▶ _PROBLEM TO SOLVE_
Locate all lines with the word "vapaa". Copy them.

▶ _Dataset items_
** Begin **

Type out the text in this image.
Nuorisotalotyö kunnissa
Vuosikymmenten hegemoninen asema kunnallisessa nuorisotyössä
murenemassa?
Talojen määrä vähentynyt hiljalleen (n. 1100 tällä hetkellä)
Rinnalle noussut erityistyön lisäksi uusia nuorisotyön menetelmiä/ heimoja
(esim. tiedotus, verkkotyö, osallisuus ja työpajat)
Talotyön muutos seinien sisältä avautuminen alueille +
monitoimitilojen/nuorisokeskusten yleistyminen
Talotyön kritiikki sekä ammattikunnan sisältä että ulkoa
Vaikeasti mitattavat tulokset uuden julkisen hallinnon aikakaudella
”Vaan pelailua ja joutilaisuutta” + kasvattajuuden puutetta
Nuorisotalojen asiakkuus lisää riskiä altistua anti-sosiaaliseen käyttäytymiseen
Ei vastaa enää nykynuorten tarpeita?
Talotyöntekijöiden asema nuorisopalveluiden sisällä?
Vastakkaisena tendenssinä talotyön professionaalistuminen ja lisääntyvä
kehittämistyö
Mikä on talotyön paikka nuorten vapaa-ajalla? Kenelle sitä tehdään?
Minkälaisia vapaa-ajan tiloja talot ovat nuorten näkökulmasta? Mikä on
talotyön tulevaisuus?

** End **
** Begin **

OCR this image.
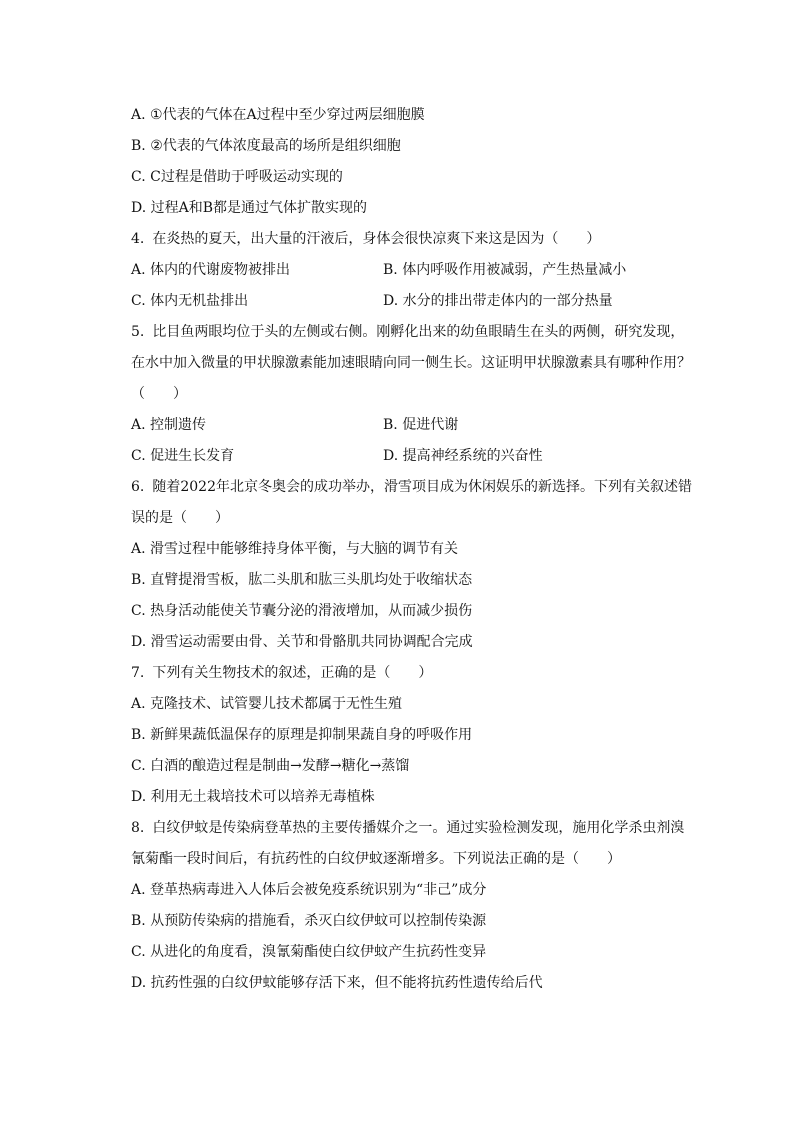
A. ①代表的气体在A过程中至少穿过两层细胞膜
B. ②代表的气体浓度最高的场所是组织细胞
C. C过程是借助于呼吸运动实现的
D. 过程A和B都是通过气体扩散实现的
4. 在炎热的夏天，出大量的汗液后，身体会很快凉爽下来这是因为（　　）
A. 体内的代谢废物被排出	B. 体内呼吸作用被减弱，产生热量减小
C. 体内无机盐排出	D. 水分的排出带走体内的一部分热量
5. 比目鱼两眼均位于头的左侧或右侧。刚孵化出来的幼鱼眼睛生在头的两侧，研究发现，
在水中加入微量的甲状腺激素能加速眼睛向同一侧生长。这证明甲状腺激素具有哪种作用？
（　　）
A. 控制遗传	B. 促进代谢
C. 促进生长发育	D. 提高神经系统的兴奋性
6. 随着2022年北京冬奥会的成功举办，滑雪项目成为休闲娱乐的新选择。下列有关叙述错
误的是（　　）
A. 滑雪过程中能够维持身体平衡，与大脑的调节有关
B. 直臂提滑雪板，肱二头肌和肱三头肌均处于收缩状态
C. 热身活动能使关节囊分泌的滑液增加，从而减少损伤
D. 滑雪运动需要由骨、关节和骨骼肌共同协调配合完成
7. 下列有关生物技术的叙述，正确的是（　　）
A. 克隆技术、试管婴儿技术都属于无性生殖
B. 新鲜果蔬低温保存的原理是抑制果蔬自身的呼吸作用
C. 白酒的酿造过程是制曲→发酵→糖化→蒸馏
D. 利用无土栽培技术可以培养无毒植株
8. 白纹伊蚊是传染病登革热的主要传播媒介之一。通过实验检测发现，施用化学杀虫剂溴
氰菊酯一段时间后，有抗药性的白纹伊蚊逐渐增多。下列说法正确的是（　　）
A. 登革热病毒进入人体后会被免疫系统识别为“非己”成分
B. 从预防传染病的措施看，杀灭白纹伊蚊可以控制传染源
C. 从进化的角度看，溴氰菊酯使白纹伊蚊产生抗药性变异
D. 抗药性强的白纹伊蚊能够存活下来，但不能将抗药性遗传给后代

** End **

▶ _CORRECT OUTPUT_
Mikä on talotyön paikka nuorten vapaa-ajalla? Kenelle sitä tehdään?
Minkälaisia vapaa-ajan tiloja talot ovat nuorten näkökulmasta? Mikä on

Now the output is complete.